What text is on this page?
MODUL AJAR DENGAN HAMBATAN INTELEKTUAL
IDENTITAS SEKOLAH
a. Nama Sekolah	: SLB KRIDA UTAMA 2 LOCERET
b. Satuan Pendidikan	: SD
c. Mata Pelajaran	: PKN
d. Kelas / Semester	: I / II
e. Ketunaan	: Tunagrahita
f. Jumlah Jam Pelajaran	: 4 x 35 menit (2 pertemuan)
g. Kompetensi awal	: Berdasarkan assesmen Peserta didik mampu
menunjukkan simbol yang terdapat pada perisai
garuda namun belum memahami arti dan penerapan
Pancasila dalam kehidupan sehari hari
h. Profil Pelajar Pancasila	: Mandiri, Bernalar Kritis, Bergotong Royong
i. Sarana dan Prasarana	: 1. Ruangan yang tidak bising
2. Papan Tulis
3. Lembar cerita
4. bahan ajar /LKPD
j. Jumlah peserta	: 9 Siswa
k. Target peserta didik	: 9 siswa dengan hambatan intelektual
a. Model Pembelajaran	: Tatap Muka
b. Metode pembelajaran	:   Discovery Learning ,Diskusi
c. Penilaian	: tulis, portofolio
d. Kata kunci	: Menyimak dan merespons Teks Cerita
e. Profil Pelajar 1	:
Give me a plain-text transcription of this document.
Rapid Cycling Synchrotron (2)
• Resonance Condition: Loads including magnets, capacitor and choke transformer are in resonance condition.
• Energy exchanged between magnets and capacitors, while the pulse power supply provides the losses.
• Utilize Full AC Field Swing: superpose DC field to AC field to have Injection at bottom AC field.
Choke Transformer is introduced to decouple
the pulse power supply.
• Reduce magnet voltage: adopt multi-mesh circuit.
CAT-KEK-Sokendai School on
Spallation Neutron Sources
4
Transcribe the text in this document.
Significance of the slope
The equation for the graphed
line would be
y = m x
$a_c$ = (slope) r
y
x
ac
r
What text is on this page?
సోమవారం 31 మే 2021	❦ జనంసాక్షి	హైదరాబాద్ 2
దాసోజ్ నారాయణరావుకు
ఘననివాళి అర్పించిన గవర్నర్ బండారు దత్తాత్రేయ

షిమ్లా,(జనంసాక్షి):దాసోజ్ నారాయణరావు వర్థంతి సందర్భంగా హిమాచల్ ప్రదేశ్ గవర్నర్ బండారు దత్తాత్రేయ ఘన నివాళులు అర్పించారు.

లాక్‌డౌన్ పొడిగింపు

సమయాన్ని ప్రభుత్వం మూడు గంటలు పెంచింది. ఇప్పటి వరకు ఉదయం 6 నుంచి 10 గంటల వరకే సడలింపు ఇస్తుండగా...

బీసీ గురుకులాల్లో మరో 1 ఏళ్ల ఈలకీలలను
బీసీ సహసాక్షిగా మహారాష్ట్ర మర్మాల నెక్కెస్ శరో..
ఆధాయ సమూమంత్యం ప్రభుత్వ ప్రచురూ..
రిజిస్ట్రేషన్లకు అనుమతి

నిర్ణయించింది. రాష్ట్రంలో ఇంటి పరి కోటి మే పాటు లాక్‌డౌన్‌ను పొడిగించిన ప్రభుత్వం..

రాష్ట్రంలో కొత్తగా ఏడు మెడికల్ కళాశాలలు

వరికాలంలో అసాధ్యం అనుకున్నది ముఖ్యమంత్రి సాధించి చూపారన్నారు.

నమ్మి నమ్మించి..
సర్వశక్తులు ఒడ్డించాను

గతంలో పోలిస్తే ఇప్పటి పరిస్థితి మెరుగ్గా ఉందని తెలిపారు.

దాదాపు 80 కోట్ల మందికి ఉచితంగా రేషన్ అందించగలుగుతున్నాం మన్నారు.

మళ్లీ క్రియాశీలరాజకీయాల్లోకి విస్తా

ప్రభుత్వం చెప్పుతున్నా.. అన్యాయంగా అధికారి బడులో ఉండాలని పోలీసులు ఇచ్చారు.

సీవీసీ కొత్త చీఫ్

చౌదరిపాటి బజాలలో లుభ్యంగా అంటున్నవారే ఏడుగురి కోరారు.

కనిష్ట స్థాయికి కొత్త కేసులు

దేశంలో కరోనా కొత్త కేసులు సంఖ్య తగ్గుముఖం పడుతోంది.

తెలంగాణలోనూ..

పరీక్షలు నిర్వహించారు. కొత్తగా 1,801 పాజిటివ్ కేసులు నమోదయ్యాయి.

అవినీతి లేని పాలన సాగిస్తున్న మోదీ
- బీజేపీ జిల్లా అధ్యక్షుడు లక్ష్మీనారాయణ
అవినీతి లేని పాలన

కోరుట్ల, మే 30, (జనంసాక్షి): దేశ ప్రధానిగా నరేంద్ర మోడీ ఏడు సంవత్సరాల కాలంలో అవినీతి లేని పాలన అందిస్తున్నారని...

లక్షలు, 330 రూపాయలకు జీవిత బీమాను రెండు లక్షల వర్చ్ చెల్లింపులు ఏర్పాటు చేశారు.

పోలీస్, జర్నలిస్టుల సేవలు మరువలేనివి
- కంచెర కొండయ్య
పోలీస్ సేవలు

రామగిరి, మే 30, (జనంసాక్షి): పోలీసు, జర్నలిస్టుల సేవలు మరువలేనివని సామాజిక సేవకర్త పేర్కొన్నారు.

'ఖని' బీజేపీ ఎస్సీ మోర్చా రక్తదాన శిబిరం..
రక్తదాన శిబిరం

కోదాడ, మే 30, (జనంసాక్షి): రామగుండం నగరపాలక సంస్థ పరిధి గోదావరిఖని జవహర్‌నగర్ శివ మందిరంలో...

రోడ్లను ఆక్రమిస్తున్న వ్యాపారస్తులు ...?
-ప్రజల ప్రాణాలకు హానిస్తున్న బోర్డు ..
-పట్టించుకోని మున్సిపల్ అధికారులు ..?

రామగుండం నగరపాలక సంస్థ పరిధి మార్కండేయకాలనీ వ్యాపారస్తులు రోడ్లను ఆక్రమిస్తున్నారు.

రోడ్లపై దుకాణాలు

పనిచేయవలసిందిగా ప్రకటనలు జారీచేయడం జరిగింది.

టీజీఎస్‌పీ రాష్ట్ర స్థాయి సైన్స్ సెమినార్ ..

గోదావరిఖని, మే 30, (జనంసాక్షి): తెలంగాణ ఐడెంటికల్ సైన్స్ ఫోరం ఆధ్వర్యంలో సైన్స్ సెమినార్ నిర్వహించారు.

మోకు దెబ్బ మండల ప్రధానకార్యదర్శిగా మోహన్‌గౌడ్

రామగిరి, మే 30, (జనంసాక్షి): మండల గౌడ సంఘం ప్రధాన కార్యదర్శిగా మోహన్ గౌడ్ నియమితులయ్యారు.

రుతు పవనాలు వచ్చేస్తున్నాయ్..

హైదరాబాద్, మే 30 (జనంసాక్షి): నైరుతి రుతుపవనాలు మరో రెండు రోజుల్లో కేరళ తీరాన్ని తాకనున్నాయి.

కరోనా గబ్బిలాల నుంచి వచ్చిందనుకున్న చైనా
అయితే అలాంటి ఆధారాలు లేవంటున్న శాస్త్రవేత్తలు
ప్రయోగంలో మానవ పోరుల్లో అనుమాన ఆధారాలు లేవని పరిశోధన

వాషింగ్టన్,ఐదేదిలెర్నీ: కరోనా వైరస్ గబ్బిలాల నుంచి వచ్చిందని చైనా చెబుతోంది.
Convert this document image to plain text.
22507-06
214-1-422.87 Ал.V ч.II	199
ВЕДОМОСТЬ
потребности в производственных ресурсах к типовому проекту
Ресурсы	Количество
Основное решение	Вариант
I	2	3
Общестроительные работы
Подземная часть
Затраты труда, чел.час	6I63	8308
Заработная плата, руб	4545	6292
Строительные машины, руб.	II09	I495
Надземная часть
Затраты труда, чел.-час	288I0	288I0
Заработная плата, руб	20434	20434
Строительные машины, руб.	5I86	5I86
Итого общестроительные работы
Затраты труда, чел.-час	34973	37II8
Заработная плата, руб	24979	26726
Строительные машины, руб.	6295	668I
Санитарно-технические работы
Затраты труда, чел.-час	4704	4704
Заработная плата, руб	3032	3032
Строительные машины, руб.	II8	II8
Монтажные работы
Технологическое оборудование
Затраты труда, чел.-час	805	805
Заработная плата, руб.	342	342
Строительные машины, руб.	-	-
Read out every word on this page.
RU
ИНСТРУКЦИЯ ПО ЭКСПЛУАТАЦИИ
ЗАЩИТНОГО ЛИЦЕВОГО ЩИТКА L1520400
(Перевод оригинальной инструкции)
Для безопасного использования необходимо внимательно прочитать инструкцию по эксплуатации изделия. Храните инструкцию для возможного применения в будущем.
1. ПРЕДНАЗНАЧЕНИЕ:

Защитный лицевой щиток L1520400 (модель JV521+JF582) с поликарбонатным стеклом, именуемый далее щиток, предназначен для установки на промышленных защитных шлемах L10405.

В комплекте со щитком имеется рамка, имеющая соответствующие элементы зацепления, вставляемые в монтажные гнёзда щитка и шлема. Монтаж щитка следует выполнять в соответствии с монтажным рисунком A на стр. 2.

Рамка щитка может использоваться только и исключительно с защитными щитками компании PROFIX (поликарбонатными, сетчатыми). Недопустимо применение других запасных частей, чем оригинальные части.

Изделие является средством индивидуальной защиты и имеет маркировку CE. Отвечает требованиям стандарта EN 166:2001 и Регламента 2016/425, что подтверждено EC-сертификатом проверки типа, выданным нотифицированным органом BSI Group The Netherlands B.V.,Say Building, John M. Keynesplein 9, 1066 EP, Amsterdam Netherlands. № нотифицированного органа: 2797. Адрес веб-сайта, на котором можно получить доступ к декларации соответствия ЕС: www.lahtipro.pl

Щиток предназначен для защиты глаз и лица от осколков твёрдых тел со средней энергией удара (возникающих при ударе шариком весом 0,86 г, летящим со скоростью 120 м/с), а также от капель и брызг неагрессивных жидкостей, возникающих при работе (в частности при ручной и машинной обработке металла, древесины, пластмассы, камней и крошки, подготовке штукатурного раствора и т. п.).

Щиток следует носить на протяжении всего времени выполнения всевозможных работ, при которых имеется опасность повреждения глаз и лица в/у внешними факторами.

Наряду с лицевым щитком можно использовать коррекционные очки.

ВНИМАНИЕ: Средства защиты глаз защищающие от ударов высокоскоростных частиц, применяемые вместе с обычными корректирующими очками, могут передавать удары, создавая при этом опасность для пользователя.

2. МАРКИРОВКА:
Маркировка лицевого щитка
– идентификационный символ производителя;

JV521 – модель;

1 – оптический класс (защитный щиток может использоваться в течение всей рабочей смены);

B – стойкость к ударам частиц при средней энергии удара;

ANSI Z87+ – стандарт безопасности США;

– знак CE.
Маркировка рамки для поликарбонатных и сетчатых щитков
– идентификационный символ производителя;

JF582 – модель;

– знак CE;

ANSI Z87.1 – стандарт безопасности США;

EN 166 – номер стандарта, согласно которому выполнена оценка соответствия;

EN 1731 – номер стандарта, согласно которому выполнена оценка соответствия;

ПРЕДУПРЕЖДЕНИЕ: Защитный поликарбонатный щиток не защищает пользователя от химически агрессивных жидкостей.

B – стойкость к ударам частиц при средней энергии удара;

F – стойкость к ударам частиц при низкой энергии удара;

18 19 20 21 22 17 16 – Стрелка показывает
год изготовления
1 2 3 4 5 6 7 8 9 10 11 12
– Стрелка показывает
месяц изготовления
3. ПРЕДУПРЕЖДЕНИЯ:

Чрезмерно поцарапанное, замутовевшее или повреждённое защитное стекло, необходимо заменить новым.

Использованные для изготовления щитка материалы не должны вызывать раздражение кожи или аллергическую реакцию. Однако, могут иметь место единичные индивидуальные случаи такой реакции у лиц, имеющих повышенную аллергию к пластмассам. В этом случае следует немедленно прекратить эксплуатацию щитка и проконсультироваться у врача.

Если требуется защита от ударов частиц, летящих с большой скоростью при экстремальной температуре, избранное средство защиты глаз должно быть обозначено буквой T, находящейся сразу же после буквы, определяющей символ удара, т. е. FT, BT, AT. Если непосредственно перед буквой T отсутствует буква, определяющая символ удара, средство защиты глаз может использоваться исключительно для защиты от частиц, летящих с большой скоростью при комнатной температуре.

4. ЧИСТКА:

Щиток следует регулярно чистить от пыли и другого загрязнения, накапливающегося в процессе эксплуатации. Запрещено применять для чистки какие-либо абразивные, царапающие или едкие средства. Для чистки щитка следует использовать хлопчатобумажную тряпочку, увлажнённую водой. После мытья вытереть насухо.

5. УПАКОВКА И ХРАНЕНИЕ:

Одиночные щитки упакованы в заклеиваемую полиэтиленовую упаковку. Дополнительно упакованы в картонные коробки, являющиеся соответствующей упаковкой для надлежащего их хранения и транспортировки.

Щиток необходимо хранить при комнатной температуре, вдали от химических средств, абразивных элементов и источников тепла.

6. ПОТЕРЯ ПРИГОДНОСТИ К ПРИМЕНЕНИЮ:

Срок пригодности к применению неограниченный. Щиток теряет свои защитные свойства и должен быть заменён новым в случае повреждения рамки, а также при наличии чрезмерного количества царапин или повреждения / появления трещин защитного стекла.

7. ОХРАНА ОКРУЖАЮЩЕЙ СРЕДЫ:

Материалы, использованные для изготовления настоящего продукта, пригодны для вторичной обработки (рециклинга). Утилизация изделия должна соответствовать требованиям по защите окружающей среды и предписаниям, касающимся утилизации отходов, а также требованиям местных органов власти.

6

-.-.-

**EXERCISE DETAILS**
Report how many lines in these entries contain "magnets". Answer with the number only.

**FINISHED ANSWER**
2